» **Problem statement**
Copy each record exactly as it reads, leaving out any pictures it holds.

» **Data section**
***

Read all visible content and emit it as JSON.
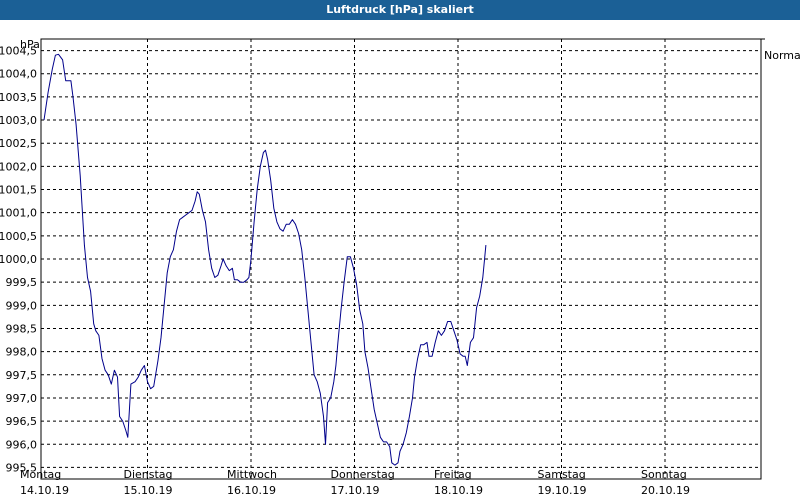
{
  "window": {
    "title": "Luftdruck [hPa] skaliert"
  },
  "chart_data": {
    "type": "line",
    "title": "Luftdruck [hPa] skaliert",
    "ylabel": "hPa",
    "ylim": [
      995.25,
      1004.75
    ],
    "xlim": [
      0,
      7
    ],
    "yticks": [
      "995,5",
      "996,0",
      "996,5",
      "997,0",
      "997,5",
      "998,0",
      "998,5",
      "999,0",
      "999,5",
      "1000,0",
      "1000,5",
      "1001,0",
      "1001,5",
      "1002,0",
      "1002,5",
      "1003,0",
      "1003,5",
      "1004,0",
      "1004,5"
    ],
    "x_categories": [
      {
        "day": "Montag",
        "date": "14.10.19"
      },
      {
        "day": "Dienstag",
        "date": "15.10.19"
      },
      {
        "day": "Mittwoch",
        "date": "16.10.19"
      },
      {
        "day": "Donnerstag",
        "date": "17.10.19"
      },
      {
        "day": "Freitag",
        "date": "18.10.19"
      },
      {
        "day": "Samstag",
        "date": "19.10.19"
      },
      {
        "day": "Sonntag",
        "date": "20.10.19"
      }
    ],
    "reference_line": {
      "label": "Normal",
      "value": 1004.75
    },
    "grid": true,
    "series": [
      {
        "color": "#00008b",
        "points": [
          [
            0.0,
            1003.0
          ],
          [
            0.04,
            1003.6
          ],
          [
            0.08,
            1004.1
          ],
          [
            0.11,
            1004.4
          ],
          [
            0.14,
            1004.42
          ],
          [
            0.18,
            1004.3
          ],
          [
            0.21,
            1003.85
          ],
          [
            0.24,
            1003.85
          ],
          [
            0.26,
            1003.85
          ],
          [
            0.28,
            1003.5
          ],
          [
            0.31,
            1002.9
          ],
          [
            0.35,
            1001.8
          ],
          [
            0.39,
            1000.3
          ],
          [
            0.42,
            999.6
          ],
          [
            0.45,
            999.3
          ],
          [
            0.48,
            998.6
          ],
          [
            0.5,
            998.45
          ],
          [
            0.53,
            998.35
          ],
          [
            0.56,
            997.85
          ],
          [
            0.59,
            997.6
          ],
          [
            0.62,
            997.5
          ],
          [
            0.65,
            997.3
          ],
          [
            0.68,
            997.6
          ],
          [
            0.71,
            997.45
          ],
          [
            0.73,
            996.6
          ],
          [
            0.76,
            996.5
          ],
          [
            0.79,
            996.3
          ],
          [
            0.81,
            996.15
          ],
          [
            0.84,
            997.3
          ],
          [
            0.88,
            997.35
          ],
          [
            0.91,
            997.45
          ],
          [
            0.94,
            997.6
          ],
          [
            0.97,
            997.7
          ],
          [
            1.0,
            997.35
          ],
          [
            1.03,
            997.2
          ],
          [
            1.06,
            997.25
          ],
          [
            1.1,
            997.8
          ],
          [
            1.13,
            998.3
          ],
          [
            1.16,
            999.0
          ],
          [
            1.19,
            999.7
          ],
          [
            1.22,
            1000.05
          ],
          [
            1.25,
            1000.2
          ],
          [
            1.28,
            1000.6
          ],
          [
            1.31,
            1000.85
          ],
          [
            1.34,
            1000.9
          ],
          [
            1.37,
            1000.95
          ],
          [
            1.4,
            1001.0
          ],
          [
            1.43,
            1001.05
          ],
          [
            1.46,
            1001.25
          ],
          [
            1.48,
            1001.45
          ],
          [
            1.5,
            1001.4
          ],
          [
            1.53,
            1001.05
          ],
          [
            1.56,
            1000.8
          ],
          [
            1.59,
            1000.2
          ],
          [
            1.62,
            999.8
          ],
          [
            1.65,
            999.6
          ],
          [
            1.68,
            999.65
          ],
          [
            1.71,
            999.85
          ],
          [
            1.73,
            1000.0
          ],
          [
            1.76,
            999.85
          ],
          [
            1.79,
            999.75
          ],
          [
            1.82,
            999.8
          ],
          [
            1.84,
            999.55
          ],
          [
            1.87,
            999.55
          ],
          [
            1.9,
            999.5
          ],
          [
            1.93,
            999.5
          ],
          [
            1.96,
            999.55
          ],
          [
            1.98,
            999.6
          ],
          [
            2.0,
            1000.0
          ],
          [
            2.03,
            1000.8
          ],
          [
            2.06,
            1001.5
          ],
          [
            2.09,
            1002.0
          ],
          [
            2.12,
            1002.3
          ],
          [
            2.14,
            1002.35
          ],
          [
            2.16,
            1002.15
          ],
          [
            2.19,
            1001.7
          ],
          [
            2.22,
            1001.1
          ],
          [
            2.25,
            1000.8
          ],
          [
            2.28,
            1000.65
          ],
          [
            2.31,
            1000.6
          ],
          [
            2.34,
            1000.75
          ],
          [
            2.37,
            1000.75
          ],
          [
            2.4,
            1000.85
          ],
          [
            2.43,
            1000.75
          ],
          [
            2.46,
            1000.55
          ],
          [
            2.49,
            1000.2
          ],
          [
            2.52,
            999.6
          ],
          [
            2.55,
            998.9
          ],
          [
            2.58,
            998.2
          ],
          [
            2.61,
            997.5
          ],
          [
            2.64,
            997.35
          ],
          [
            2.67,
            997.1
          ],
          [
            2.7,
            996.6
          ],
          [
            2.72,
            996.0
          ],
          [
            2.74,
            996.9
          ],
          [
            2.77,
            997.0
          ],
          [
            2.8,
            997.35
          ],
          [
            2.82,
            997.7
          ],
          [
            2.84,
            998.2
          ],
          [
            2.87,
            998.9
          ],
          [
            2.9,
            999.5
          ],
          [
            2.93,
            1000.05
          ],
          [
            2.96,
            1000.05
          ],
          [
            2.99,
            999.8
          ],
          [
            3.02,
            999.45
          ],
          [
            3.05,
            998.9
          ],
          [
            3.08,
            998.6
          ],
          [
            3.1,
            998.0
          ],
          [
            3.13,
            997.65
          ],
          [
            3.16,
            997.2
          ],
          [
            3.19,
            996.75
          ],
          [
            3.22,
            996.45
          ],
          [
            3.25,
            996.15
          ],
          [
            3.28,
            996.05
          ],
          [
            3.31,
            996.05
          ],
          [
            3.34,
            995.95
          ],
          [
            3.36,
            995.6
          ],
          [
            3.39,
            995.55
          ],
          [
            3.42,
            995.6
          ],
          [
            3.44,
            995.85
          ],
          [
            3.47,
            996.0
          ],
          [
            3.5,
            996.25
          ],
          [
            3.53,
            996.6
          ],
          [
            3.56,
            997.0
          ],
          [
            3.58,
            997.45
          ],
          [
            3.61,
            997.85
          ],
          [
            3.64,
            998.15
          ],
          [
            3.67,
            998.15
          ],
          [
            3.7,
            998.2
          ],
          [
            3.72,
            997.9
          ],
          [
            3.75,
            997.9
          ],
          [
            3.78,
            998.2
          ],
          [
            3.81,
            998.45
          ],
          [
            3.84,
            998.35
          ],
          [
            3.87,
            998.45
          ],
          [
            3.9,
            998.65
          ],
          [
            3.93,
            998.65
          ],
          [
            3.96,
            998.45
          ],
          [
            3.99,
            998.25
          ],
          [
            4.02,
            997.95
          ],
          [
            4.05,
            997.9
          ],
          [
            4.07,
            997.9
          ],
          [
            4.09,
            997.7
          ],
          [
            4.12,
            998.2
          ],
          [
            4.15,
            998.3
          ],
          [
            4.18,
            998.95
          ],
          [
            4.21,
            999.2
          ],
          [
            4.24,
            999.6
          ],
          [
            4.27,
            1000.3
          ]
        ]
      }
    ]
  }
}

***

» **Reply to the exercise**
Read all visible content and emit it as JSON.
{
  "window": {
    "title": "Luftdruck [hPa] skaliert"
  },
  "chart_data": {
    "type": "line",
    "title": "Luftdruck [hPa] skaliert",
    "ylabel": "hPa",
    "ylim": [
      995.25,
      1004.75
    ],
    "xlim": [
      0,
      7
    ],
    "yticks": [
      "995,5",
      "996,0",
      "996,5",
      "997,0",
      "997,5",
      "998,0",
      "998,5",
      "999,0",
      "999,5",
      "1000,0",
      "1000,5",
      "1001,0",
      "1001,5",
      "1002,0",
      "1002,5",
      "1003,0",
      "1003,5",
      "1004,0",
      "1004,5"
    ],
    "x_categories": [
      {
        "day": "Montag",
        "date": "14.10.19"
      },
      {
        "day": "Dienstag",
        "date": "15.10.19"
      },
      {
        "day": "Mittwoch",
        "date": "16.10.19"
      },
      {
        "day": "Donnerstag",
        "date": "17.10.19"
      },
      {
        "day": "Freitag",
        "date": "18.10.19"
      },
      {
        "day": "Samstag",
        "date": "19.10.19"
      },
      {
        "day": "Sonntag",
        "date": "20.10.19"
      }
    ],
    "reference_line": {
      "label": "Normal",
      "value": 1004.75
    },
    "grid": true,
    "series": [
      {
        "color": "#00008b",
        "points": [
          [
            0.0,
            1003.0
          ],
          [
            0.04,
            1003.6
          ],
          [
            0.08,
            1004.1
          ],
          [
            0.11,
            1004.4
          ],
          [
            0.14,
            1004.42
          ],
          [
            0.18,
            1004.3
          ],
          [
            0.21,
            1003.85
          ],
          [
            0.24,
            1003.85
          ],
          [
            0.26,
            1003.85
          ],
          [
            0.28,
            1003.5
          ],
          [
            0.31,
            1002.9
          ],
          [
            0.35,
            1001.8
          ],
          [
            0.39,
            1000.3
          ],
          [
            0.42,
            999.6
          ],
          [
            0.45,
            999.3
          ],
          [
            0.48,
            998.6
          ],
          [
            0.5,
            998.45
          ],
          [
            0.53,
            998.35
          ],
          [
            0.56,
            997.85
          ],
          [
            0.59,
            997.6
          ],
          [
            0.62,
            997.5
          ],
          [
            0.65,
            997.3
          ],
          [
            0.68,
            997.6
          ],
          [
            0.71,
            997.45
          ],
          [
            0.73,
            996.6
          ],
          [
            0.76,
            996.5
          ],
          [
            0.79,
            996.3
          ],
          [
            0.81,
            996.15
          ],
          [
            0.84,
            997.3
          ],
          [
            0.88,
            997.35
          ],
          [
            0.91,
            997.45
          ],
          [
            0.94,
            997.6
          ],
          [
            0.97,
            997.7
          ],
          [
            1.0,
            997.35
          ],
          [
            1.03,
            997.2
          ],
          [
            1.06,
            997.25
          ],
          [
            1.1,
            997.8
          ],
          [
            1.13,
            998.3
          ],
          [
            1.16,
            999.0
          ],
          [
            1.19,
            999.7
          ],
          [
            1.22,
            1000.05
          ],
          [
            1.25,
            1000.2
          ],
          [
            1.28,
            1000.6
          ],
          [
            1.31,
            1000.85
          ],
          [
            1.34,
            1000.9
          ],
          [
            1.37,
            1000.95
          ],
          [
            1.4,
            1001.0
          ],
          [
            1.43,
            1001.05
          ],
          [
            1.46,
            1001.25
          ],
          [
            1.48,
            1001.45
          ],
          [
            1.5,
            1001.4
          ],
          [
            1.53,
            1001.05
          ],
          [
            1.56,
            1000.8
          ],
          [
            1.59,
            1000.2
          ],
          [
            1.62,
            999.8
          ],
          [
            1.65,
            999.6
          ],
          [
            1.68,
            999.65
          ],
          [
            1.71,
            999.85
          ],
          [
            1.73,
            1000.0
          ],
          [
            1.76,
            999.85
          ],
          [
            1.79,
            999.75
          ],
          [
            1.82,
            999.8
          ],
          [
            1.84,
            999.55
          ],
          [
            1.87,
            999.55
          ],
          [
            1.9,
            999.5
          ],
          [
            1.93,
            999.5
          ],
          [
            1.96,
            999.55
          ],
          [
            1.98,
            999.6
          ],
          [
            2.0,
            1000.0
          ],
          [
            2.03,
            1000.8
          ],
          [
            2.06,
            1001.5
          ],
          [
            2.09,
            1002.0
          ],
          [
            2.12,
            1002.3
          ],
          [
            2.14,
            1002.35
          ],
          [
            2.16,
            1002.15
          ],
          [
            2.19,
            1001.7
          ],
          [
            2.22,
            1001.1
          ],
          [
            2.25,
            1000.8
          ],
          [
            2.28,
            1000.65
          ],
          [
            2.31,
            1000.6
          ],
          [
            2.34,
            1000.75
          ],
          [
            2.37,
            1000.75
          ],
          [
            2.4,
            1000.85
          ],
          [
            2.43,
            1000.75
          ],
          [
            2.46,
            1000.55
          ],
          [
            2.49,
            1000.2
          ],
          [
            2.52,
            999.6
          ],
          [
            2.55,
            998.9
          ],
          [
            2.58,
            998.2
          ],
          [
            2.61,
            997.5
          ],
          [
            2.64,
            997.35
          ],
          [
            2.67,
            997.1
          ],
          [
            2.7,
            996.6
          ],
          [
            2.72,
            996.0
          ],
          [
            2.74,
            996.9
          ],
          [
            2.77,
            997.0
          ],
          [
            2.8,
            997.35
          ],
          [
            2.82,
            997.7
          ],
          [
            2.84,
            998.2
          ],
          [
            2.87,
            998.9
          ],
          [
            2.9,
            999.5
          ],
          [
            2.93,
            1000.05
          ],
          [
            2.96,
            1000.05
          ],
          [
            2.99,
            999.8
          ],
          [
            3.02,
            999.45
          ],
          [
            3.05,
            998.9
          ],
          [
            3.08,
            998.6
          ],
          [
            3.1,
            998.0
          ],
          [
            3.13,
            997.65
          ],
          [
            3.16,
            997.2
          ],
          [
            3.19,
            996.75
          ],
          [
            3.22,
            996.45
          ],
          [
            3.25,
            996.15
          ],
          [
            3.28,
            996.05
          ],
          [
            3.31,
            996.05
          ],
          [
            3.34,
            995.95
          ],
          [
            3.36,
            995.6
          ],
          [
            3.39,
            995.55
          ],
          [
            3.42,
            995.6
          ],
          [
            3.44,
            995.85
          ],
          [
            3.47,
            996.0
          ],
          [
            3.5,
            996.25
          ],
          [
            3.53,
            996.6
          ],
          [
            3.56,
            997.0
          ],
          [
            3.58,
            997.45
          ],
          [
            3.61,
            997.85
          ],
          [
            3.64,
            998.15
          ],
          [
            3.67,
            998.15
          ],
          [
            3.7,
            998.2
          ],
          [
            3.72,
            997.9
          ],
          [
            3.75,
            997.9
          ],
          [
            3.78,
            998.2
          ],
          [
            3.81,
            998.45
          ],
          [
            3.84,
            998.35
          ],
          [
            3.87,
            998.45
          ],
          [
            3.9,
            998.65
          ],
          [
            3.93,
            998.65
          ],
          [
            3.96,
            998.45
          ],
          [
            3.99,
            998.25
          ],
          [
            4.02,
            997.95
          ],
          [
            4.05,
            997.9
          ],
          [
            4.07,
            997.9
          ],
          [
            4.09,
            997.7
          ],
          [
            4.12,
            998.2
          ],
          [
            4.15,
            998.3
          ],
          [
            4.18,
            998.95
          ],
          [
            4.21,
            999.2
          ],
          [
            4.24,
            999.6
          ],
          [
            4.27,
            1000.3
          ]
        ]
      }
    ]
  }
}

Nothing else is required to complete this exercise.